* **INSTRUCTIONS TO FOLLOW**
Give a count of the lines below that have the string "code" in them, with no other words.

* **STORED ROWS**
▽
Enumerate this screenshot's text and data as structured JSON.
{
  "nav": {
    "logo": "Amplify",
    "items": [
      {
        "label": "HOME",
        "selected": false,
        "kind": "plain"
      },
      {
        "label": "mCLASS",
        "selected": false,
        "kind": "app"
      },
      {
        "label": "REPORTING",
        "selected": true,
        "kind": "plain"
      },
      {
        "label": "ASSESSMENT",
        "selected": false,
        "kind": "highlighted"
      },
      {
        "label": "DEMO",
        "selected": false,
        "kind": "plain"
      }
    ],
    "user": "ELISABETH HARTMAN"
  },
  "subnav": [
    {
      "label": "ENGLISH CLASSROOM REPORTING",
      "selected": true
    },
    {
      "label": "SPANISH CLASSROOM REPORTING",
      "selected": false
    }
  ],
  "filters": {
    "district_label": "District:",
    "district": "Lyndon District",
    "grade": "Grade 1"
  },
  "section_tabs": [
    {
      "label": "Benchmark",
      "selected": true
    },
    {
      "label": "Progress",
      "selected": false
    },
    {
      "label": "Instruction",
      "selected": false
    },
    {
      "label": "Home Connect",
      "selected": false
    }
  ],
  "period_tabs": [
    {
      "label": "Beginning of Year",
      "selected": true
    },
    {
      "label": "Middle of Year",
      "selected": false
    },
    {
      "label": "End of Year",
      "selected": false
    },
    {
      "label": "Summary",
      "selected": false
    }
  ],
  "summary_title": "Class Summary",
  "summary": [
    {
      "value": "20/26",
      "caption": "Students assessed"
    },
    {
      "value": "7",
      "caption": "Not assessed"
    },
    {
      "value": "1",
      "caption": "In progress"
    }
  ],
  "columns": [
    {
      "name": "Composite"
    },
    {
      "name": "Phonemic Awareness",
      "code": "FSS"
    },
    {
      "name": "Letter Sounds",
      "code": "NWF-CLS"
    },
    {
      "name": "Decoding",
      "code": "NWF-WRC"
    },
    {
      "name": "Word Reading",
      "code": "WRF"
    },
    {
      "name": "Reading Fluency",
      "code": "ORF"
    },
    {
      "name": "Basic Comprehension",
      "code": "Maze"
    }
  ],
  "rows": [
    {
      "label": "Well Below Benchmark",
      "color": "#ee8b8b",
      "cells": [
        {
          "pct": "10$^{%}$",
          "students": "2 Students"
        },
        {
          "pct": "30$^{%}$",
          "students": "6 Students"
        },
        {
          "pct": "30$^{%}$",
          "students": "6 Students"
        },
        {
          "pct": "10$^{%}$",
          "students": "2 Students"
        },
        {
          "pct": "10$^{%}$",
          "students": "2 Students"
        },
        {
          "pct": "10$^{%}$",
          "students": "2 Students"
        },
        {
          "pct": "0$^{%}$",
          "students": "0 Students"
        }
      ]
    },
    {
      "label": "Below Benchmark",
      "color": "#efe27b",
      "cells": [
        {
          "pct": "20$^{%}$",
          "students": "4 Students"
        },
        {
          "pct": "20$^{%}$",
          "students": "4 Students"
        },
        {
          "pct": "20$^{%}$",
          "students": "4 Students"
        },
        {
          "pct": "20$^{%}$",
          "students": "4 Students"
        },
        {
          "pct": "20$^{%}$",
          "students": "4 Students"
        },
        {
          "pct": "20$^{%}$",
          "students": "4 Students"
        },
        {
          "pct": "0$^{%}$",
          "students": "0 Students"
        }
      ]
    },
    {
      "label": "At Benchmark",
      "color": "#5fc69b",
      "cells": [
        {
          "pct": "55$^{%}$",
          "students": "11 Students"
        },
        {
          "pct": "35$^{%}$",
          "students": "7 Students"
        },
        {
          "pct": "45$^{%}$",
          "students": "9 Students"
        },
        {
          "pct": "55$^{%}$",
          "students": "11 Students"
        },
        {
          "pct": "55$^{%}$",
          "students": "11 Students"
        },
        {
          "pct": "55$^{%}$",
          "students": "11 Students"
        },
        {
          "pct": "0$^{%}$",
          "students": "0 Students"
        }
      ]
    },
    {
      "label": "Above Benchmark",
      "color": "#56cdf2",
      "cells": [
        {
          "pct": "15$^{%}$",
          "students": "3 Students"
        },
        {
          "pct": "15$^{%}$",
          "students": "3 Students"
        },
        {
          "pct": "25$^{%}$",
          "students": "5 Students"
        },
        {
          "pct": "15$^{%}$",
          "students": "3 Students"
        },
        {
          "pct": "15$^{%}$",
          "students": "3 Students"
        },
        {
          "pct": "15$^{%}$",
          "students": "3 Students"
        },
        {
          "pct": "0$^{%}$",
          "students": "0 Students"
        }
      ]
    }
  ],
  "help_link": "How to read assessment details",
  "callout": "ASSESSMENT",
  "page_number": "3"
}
△
* **CORRECT RESULT**
6